# What the task requires
Where a line contains the word "Secret", copy that line.

# Exercise input
========================
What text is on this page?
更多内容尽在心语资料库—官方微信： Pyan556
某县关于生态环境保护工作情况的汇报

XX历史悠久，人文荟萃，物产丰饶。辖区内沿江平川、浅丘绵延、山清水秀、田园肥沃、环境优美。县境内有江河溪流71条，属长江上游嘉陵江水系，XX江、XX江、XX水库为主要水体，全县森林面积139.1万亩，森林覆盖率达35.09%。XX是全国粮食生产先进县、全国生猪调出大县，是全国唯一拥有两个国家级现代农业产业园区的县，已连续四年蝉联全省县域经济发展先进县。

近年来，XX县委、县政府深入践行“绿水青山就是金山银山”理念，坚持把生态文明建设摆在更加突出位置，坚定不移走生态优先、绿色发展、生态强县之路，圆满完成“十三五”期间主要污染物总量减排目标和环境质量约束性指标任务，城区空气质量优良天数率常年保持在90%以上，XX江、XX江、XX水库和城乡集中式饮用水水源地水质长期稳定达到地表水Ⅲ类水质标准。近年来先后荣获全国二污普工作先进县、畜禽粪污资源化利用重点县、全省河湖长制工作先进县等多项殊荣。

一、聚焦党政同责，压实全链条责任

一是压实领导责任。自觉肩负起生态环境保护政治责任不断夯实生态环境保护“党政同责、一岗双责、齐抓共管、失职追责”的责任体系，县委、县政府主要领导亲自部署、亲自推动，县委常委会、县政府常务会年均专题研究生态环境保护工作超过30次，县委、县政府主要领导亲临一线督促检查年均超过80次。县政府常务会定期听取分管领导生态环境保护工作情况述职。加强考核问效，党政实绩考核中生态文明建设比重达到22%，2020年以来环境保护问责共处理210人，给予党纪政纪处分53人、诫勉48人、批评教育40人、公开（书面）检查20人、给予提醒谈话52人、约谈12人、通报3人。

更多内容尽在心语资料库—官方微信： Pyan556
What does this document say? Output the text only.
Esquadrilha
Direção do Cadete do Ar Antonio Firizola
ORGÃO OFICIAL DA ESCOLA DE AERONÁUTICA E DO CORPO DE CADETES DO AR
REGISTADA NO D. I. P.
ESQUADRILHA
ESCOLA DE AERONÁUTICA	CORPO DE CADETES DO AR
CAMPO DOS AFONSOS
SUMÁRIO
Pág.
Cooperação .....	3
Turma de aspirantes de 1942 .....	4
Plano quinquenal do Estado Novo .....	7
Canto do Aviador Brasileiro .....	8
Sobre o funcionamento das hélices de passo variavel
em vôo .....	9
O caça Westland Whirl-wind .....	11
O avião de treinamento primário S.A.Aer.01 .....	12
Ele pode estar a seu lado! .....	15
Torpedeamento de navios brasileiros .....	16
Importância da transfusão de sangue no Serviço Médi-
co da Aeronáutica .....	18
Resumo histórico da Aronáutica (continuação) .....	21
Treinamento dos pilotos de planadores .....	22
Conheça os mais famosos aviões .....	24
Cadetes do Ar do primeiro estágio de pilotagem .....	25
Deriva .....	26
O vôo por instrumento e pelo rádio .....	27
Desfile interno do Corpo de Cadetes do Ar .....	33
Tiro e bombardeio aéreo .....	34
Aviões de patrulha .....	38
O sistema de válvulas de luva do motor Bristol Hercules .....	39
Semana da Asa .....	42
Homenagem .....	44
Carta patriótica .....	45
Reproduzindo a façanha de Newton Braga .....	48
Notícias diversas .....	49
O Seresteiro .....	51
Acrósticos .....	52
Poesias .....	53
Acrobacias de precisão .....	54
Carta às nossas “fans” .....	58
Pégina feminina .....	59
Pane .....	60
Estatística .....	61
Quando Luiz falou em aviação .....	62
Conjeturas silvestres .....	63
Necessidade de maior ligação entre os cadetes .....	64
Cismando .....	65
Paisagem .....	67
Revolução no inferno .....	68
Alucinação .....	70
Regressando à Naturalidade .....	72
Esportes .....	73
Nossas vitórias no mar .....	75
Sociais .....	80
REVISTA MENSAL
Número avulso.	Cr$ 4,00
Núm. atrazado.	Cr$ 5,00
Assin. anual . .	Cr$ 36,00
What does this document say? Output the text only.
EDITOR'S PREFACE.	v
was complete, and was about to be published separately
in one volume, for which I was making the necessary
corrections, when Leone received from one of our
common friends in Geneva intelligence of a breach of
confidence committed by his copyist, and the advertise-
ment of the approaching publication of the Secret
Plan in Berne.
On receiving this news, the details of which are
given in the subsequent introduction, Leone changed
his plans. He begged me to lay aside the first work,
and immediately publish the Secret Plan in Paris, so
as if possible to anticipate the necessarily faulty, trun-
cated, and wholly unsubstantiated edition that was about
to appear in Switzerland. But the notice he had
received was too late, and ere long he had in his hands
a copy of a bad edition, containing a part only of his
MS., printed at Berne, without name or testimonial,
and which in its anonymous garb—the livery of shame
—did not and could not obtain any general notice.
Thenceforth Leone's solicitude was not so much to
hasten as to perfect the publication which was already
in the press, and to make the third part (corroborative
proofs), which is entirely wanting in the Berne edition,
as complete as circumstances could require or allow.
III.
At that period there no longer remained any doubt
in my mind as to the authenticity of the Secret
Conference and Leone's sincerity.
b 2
========================
# Solution to the exercise
ment of the approaching publication of the Secret
and immediately publish the Secret Plan in Paris, so
in my mind as to the authenticity of the Secret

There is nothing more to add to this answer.